• Exercise requirements
From the entries below, please gather each line containing the string "Descubre".

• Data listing
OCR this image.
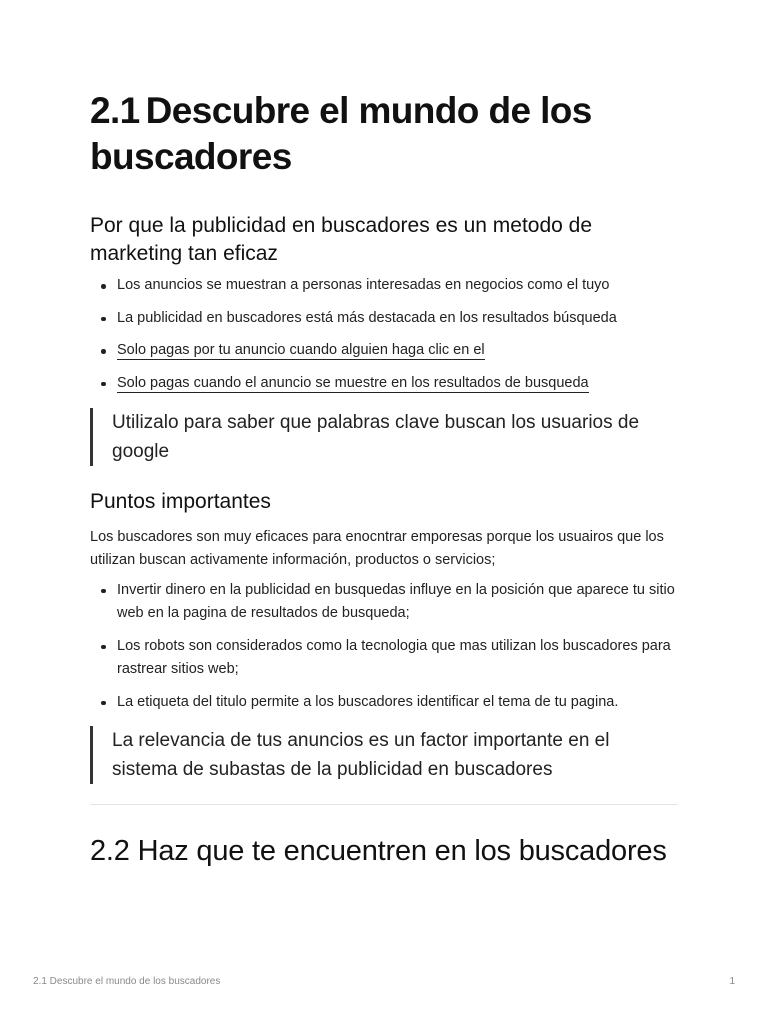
2.1 Descubre el mundo de los buscadores
Por que la publicidad en buscadores es un metodo de marketing tan eficaz
Los anuncios se muestran a personas interesadas en negocios como el tuyo
La publicidad en buscadores está más destacada en los resultados búsqueda
Solo pagas por tu anuncio cuando alguien haga clic en el
Solo pagas cuando el anuncio se muestre en los resultados de busqueda
Utilizalo para saber que palabras clave buscan los usuarios de google
Puntos importantes

Los buscadores son muy eficaces para enocntrar emporesas porque los usuairos que los utilizan buscan activamente información, productos o servicios;

Invertir dinero en la publicidad en busquedas influye en la posición que aparece tu sitio web en la pagina de resultados de busqueda;
Los robots son considerados como la tecnologia que mas utilizan los buscadores para rastrear sitios web;
La etiqueta del titulo permite a los buscadores identificar el tema de tu pagina.
La relevancia de tus anuncios es un factor importante en el sistema de subastas de la publicidad en buscadores
2.2 Haz que te encuentren en los buscadores
2.1 Descubre el mundo de los buscadores	1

• Exercise solution
2.1 Descubre el mundo de los buscadores
2.1 Descubre el mundo de los buscadores	1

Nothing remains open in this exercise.